Exercise goal –
Go through the material below and count the lines with the string "исключение"; the number is the whole answer.

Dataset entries
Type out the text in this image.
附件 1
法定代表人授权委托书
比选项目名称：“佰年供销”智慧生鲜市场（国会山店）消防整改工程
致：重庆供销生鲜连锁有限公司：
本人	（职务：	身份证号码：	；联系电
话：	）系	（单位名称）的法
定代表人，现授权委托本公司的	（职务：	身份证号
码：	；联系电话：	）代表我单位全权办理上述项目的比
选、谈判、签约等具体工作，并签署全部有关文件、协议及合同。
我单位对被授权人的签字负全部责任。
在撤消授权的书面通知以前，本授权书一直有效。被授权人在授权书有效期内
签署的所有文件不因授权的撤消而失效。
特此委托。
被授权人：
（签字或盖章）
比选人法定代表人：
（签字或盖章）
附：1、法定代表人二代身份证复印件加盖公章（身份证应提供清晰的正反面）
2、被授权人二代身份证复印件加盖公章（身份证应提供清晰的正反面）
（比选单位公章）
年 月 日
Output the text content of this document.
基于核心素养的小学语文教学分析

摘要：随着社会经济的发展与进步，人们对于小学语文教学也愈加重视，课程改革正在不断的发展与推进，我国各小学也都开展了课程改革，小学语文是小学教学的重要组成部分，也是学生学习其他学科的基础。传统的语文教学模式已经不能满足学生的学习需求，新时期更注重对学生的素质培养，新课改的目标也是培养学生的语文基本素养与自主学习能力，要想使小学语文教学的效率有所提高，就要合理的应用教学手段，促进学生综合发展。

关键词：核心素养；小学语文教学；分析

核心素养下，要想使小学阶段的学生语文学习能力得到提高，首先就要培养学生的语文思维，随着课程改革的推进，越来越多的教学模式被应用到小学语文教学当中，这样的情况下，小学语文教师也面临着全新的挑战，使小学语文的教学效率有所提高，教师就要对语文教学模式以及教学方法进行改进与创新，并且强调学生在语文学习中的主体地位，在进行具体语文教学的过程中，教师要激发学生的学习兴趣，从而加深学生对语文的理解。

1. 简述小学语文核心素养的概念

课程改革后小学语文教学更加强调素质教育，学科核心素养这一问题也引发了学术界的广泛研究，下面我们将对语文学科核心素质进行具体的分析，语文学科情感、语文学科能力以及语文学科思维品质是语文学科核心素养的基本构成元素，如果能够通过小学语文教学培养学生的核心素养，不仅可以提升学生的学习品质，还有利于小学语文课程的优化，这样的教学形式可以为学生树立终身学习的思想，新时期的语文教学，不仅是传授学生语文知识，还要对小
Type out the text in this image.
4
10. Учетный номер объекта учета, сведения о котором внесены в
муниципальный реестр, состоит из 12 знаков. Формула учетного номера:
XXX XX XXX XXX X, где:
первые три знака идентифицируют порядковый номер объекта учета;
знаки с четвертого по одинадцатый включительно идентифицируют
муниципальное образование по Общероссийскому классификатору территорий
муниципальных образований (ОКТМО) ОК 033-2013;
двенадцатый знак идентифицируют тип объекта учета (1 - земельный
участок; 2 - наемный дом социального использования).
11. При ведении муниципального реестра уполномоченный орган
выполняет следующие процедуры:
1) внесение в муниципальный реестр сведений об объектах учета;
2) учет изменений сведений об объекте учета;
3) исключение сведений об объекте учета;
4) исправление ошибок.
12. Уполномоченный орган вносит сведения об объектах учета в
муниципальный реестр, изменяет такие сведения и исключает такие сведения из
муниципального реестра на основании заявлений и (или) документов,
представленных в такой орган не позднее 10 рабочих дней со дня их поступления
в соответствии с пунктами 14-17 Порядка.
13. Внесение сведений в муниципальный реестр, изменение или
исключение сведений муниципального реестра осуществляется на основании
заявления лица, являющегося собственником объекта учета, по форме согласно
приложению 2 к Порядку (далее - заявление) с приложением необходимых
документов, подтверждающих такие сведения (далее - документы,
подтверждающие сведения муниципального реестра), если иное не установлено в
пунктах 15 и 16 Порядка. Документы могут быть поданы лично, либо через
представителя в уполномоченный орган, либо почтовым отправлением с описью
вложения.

Complete response –
2